> _GIVEN EXERCISE_
Reproduce every entry exactly.

> _INPUT RECORDS_

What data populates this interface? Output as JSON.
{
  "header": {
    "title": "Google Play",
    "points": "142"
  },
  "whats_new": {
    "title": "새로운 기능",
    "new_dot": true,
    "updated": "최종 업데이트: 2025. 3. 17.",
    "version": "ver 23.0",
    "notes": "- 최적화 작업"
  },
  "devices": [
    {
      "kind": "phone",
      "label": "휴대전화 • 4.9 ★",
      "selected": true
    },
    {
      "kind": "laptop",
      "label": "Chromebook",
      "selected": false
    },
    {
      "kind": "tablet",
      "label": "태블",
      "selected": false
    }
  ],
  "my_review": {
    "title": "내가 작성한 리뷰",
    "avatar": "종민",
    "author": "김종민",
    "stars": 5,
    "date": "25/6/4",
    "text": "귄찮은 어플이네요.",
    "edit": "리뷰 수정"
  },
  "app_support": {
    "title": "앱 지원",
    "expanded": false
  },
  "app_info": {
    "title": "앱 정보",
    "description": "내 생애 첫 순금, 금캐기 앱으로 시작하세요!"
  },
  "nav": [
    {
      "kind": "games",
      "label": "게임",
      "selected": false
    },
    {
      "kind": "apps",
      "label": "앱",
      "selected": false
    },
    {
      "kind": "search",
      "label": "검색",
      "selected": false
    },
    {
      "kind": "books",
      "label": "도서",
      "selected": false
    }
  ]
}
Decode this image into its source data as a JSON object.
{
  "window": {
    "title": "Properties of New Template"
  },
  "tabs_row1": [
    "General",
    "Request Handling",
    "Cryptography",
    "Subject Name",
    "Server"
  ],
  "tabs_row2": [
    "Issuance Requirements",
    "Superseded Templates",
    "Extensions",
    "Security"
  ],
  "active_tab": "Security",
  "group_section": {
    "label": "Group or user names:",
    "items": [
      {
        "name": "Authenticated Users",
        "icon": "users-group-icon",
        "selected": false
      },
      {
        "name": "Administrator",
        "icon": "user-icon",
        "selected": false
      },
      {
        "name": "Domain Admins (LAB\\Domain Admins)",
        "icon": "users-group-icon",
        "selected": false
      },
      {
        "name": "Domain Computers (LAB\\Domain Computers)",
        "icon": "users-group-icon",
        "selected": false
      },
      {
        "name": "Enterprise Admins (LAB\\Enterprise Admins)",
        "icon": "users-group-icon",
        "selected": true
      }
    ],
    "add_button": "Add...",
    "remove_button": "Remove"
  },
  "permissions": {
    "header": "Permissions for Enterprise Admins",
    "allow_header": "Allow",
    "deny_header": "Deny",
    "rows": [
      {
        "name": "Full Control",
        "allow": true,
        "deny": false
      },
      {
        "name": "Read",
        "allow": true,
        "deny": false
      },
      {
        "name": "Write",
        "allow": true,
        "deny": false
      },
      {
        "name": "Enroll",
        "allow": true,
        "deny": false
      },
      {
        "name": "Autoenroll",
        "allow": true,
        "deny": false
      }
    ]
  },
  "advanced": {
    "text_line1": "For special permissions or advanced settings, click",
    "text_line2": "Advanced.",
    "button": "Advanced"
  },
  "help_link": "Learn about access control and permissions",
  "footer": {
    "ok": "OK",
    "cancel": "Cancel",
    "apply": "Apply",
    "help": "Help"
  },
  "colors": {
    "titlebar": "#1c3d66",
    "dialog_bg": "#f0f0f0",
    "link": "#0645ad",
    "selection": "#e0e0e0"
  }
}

> _ANSWER IN FULL_
What data populates this interface? Output as JSON.
{
  "header": {
    "title": "Google Play",
    "points": "142"
  },
  "whats_new": {
    "title": "새로운 기능",
    "new_dot": true,
    "updated": "최종 업데이트: 2025. 3. 17.",
    "version": "ver 23.0",
    "notes": "- 최적화 작업"
  },
  "devices": [
    {
      "kind": "phone",
      "label": "휴대전화 • 4.9 ★",
      "selected": true
    },
    {
      "kind": "laptop",
      "label": "Chromebook",
      "selected": false
    },
    {
      "kind": "tablet",
      "label": "태블",
      "selected": false
    }
  ],
  "my_review": {
    "title": "내가 작성한 리뷰",
    "avatar": "종민",
    "author": "김종민",
    "stars": 5,
    "date": "25/6/4",
    "text": "귄찮은 어플이네요.",
    "edit": "리뷰 수정"
  },
  "app_support": {
    "title": "앱 지원",
    "expanded": false
  },
  "app_info": {
    "title": "앱 정보",
    "description": "내 생애 첫 순금, 금캐기 앱으로 시작하세요!"
  },
  "nav": [
    {
      "kind": "games",
      "label": "게임",
      "selected": false
    },
    {
      "kind": "apps",
      "label": "앱",
      "selected": false
    },
    {
      "kind": "search",
      "label": "검색",
      "selected": false
    },
    {
      "kind": "books",
      "label": "도서",
      "selected": false
    }
  ]
}
Decode this image into its source data as a JSON object.
{
  "window": {
    "title": "Properties of New Template"
  },
  "tabs_row1": [
    "General",
    "Request Handling",
    "Cryptography",
    "Subject Name",
    "Server"
  ],
  "tabs_row2": [
    "Issuance Requirements",
    "Superseded Templates",
    "Extensions",
    "Security"
  ],
  "active_tab": "Security",
  "group_section": {
    "label": "Group or user names:",
    "items": [
      {
        "name": "Authenticated Users",
        "icon": "users-group-icon",
        "selected": false
      },
      {
        "name": "Administrator",
        "icon": "user-icon",
        "selected": false
      },
      {
        "name": "Domain Admins (LAB\\Domain Admins)",
        "icon": "users-group-icon",
        "selected": false
      },
      {
        "name": "Domain Computers (LAB\\Domain Computers)",
        "icon": "users-group-icon",
        "selected": false
      },
      {
        "name": "Enterprise Admins (LAB\\Enterprise Admins)",
        "icon": "users-group-icon",
        "selected": true
      }
    ],
    "add_button": "Add...",
    "remove_button": "Remove"
  },
  "permissions": {
    "header": "Permissions for Enterprise Admins",
    "allow_header": "Allow",
    "deny_header": "Deny",
    "rows": [
      {
        "name": "Full Control",
        "allow": true,
        "deny": false
      },
      {
        "name": "Read",
        "allow": true,
        "deny": false
      },
      {
        "name": "Write",
        "allow": true,
        "deny": false
      },
      {
        "name": "Enroll",
        "allow": true,
        "deny": false
      },
      {
        "name": "Autoenroll",
        "allow": true,
        "deny": false
      }
    ]
  },
  "advanced": {
    "text_line1": "For special permissions or advanced settings, click",
    "text_line2": "Advanced.",
    "button": "Advanced"
  },
  "help_link": "Learn about access control and permissions",
  "footer": {
    "ok": "OK",
    "cancel": "Cancel",
    "apply": "Apply",
    "help": "Help"
  },
  "colors": {
    "titlebar": "#1c3d66",
    "dialog_bg": "#f0f0f0",
    "link": "#0645ad",
    "selection": "#e0e0e0"
  }
}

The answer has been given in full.